◆ Task prompt ◆
Rewrite the material below with every "Integrator" changed to "Integral" and everything else left the same. Leave out the pictures.

◆ Provided information ◆
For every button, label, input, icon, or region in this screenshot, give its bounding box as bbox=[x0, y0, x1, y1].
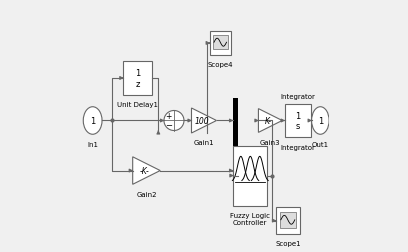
Polygon shape bbox=[191, 109, 217, 134]
Text: K-: K- bbox=[265, 116, 272, 125]
Text: Gain3: Gain3 bbox=[260, 139, 281, 145]
Text: Out1: Out1 bbox=[312, 141, 329, 147]
Text: -K-: -K- bbox=[140, 166, 149, 175]
Text: Unit Delay1: Unit Delay1 bbox=[117, 102, 158, 108]
Polygon shape bbox=[258, 109, 282, 133]
Text: Scope4: Scope4 bbox=[208, 62, 233, 68]
Text: 100: 100 bbox=[195, 116, 209, 125]
Text: 1: 1 bbox=[90, 116, 95, 125]
Polygon shape bbox=[133, 157, 160, 184]
Text: 1
z: 1 z bbox=[135, 69, 140, 88]
Bar bbox=[210, 32, 231, 56]
Bar bbox=[279, 212, 296, 228]
Text: Gain2: Gain2 bbox=[136, 191, 157, 197]
Text: Fuzzy Logic
Controller: Fuzzy Logic Controller bbox=[230, 212, 270, 225]
Bar bbox=[213, 36, 228, 50]
Text: −: − bbox=[165, 121, 172, 130]
Text: Integrator: Integrator bbox=[280, 144, 315, 150]
Text: Scope1: Scope1 bbox=[275, 240, 301, 246]
Bar bbox=[233, 146, 267, 206]
Text: 1
s: 1 s bbox=[295, 111, 300, 131]
Ellipse shape bbox=[312, 107, 329, 135]
Text: Integrator: Integrator bbox=[280, 94, 315, 100]
Ellipse shape bbox=[83, 107, 102, 135]
Circle shape bbox=[164, 111, 184, 131]
Text: +: + bbox=[165, 112, 172, 121]
Bar bbox=[276, 208, 300, 234]
Text: 1: 1 bbox=[318, 116, 323, 125]
Text: In1: In1 bbox=[87, 141, 98, 147]
Bar bbox=[123, 62, 152, 96]
Bar bbox=[233, 99, 238, 193]
Text: Gain1: Gain1 bbox=[194, 140, 214, 146]
Bar bbox=[285, 104, 311, 138]
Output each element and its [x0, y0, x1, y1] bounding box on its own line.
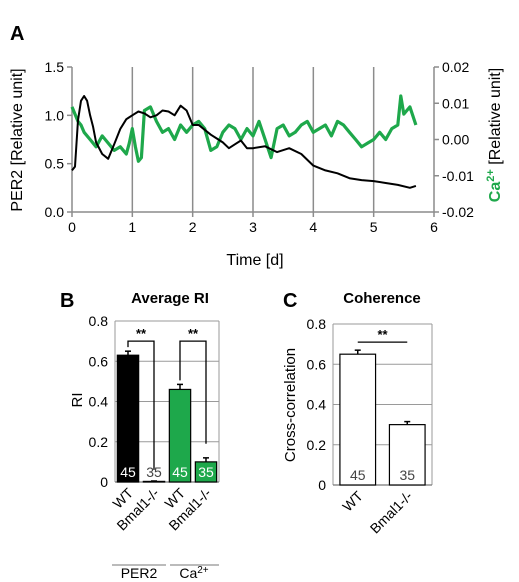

◆ Full solution ◆
For every button, label, input, icon, or region in this screenshot, give its bounding box as bbox=[x0, y0, x1, y1].
Polygon shape bbox=[191, 109, 217, 134]
Text: K-: K- bbox=[265, 116, 272, 125]
Text: Gain3: Gain3 bbox=[260, 139, 281, 145]
Text: Out1: Out1 bbox=[312, 141, 329, 147]
Text: -K-: -K- bbox=[140, 166, 149, 175]
Text: Unit Delay1: Unit Delay1 bbox=[117, 102, 158, 108]
Polygon shape bbox=[258, 109, 282, 133]
Text: Scope4: Scope4 bbox=[208, 62, 233, 68]
Text: 100: 100 bbox=[195, 116, 209, 125]
Text: 1: 1 bbox=[90, 116, 95, 125]
Polygon shape bbox=[133, 157, 160, 184]
Text: 1
z: 1 z bbox=[135, 69, 140, 88]
Bar bbox=[210, 32, 231, 56]
Bar bbox=[279, 212, 296, 228]
Text: Gain2: Gain2 bbox=[136, 191, 157, 197]
Text: Fuzzy Logic
Controller: Fuzzy Logic Controller bbox=[230, 212, 270, 225]
Bar bbox=[213, 36, 228, 50]
Text: −: − bbox=[165, 121, 172, 130]
Text: Integral: Integral bbox=[280, 144, 315, 150]
Text: Scope1: Scope1 bbox=[275, 240, 301, 246]
Bar bbox=[233, 146, 267, 206]
Text: 1
s: 1 s bbox=[295, 111, 300, 131]
Ellipse shape bbox=[312, 107, 329, 135]
Text: Integral: Integral bbox=[280, 94, 315, 100]
Ellipse shape bbox=[83, 107, 102, 135]
Circle shape bbox=[164, 111, 184, 131]
Text: +: + bbox=[165, 112, 172, 121]
Bar bbox=[276, 208, 300, 234]
Text: 1: 1 bbox=[318, 116, 323, 125]
Text: In1: In1 bbox=[87, 141, 98, 147]
Bar bbox=[123, 62, 152, 96]
Bar bbox=[233, 99, 238, 193]
Text: Gain1: Gain1 bbox=[194, 140, 214, 146]
Bar bbox=[285, 104, 311, 138]
Output each element and its [x0, y0, x1, y1] bounding box on its own line.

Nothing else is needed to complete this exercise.